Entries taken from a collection
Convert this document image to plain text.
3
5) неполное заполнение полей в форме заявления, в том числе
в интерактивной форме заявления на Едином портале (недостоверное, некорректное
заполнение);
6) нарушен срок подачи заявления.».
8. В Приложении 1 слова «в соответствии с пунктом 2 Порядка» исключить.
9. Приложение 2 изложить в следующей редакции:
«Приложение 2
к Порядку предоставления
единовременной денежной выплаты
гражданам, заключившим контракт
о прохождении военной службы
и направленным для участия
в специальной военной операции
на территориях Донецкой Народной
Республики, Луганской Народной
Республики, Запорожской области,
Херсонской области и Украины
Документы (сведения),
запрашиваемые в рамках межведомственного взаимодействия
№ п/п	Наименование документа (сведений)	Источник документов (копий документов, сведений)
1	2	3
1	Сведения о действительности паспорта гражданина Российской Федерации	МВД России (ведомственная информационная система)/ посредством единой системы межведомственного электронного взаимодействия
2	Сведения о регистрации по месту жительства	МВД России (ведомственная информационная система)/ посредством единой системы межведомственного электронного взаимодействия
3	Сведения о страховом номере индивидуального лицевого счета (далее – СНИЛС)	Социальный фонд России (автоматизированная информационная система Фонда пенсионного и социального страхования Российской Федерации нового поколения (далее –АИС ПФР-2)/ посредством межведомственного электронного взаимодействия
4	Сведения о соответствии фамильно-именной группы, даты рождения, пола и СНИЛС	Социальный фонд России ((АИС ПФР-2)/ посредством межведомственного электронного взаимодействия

_Exercise requirements_
Repeat the records above exactly.

_Solution below_
Convert this document image to plain text.
3
5) неполное заполнение полей в форме заявления, в том числе
в интерактивной форме заявления на Едином портале (недостоверное, некорректное
заполнение);
6) нарушен срок подачи заявления.».
8. В Приложении 1 слова «в соответствии с пунктом 2 Порядка» исключить.
9. Приложение 2 изложить в следующей редакции:
«Приложение 2
к Порядку предоставления
единовременной денежной выплаты
гражданам, заключившим контракт
о прохождении военной службы
и направленным для участия
в специальной военной операции
на территориях Донецкой Народной
Республики, Луганской Народной
Республики, Запорожской области,
Херсонской области и Украины
Документы (сведения),
запрашиваемые в рамках межведомственного взаимодействия
№ п/п	Наименование документа (сведений)	Источник документов (копий документов, сведений)
1	2	3
1	Сведения о действительности паспорта гражданина Российской Федерации	МВД России (ведомственная информационная система)/ посредством единой системы межведомственного электронного взаимодействия
2	Сведения о регистрации по месту жительства	МВД России (ведомственная информационная система)/ посредством единой системы межведомственного электронного взаимодействия
3	Сведения о страховом номере индивидуального лицевого счета (далее – СНИЛС)	Социальный фонд России (автоматизированная информационная система Фонда пенсионного и социального страхования Российской Федерации нового поколения (далее –АИС ПФР-2)/ посредством межведомственного электронного взаимодействия
4	Сведения о соответствии фамильно-именной группы, даты рождения, пола и СНИЛС	Социальный фонд России ((АИС ПФР-2)/ посредством межведомственного электронного взаимодействия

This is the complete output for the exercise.